* _Instructions to follow_
Pick out every row that contains the string "至道三年" and copy each one in full.

[Element position data]
· · · ·

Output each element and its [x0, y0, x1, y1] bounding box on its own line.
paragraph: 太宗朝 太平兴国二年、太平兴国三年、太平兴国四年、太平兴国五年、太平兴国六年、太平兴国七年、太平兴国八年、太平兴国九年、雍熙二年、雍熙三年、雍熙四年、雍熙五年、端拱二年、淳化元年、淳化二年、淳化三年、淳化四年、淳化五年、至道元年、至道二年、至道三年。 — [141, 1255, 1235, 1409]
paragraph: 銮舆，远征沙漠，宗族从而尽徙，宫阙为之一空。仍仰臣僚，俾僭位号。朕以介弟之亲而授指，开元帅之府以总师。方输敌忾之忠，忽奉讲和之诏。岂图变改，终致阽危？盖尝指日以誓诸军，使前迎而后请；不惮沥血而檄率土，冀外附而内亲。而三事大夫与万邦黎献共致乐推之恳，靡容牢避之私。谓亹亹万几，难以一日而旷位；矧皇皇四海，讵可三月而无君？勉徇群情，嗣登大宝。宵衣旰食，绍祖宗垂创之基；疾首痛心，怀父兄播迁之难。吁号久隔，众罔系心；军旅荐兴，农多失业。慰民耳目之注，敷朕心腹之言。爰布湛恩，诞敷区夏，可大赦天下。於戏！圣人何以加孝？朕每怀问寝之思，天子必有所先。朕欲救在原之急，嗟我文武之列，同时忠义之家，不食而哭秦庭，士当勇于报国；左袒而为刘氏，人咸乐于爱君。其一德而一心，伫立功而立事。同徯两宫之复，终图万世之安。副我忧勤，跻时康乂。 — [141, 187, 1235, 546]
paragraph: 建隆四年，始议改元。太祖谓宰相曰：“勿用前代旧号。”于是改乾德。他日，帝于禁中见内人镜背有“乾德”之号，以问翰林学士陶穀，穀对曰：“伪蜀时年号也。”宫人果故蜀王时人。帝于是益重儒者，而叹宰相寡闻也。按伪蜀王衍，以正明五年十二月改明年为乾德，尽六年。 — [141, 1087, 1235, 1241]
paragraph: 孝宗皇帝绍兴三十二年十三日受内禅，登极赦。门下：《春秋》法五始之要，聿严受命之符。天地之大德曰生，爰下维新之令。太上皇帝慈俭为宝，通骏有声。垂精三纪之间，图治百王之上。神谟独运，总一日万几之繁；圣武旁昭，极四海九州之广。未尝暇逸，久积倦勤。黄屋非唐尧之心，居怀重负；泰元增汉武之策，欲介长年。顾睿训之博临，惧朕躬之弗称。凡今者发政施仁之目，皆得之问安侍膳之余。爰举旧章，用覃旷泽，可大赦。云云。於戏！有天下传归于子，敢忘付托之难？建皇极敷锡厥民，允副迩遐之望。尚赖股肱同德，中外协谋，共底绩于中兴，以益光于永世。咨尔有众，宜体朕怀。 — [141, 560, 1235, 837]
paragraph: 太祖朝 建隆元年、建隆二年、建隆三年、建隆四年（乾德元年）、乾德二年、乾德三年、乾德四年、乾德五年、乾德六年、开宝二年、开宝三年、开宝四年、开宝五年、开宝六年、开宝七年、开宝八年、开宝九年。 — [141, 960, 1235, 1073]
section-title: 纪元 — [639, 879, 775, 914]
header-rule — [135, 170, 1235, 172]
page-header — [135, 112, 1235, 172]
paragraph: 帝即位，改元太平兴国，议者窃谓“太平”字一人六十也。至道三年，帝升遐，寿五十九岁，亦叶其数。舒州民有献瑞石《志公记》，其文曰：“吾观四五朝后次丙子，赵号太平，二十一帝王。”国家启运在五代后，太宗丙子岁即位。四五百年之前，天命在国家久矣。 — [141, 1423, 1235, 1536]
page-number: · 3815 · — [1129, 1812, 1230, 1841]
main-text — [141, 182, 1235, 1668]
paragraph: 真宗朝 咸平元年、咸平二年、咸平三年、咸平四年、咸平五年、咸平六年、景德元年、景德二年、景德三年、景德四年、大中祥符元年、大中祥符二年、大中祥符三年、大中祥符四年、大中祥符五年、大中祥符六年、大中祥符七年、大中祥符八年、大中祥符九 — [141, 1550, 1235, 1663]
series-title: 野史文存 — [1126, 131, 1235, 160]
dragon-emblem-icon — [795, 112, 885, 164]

· · · ·

* _Result of this task_
paragraph: 太宗朝 太平兴国二年、太平兴国三年、太平兴国四年、太平兴国五年、太平兴国六年、太平兴国七年、太平兴国八年、太平兴国九年、雍熙二年、雍熙三年、雍熙四年、雍熙五年、端拱二年、淳化元年、淳化二年、淳化三年、淳化四年、淳化五年、至道元年、至道二年、至道三年。 — [141, 1255, 1235, 1409]
paragraph: 帝即位，改元太平兴国，议者窃谓“太平”字一人六十也。至道三年，帝升遐，寿五十九岁，亦叶其数。舒州民有献瑞石《志公记》，其文曰：“吾观四五朝后次丙子，赵号太平，二十一帝王。”国家启运在五代后，太宗丙子岁即位。四五百年之前，天命在国家久矣。 — [141, 1423, 1235, 1536]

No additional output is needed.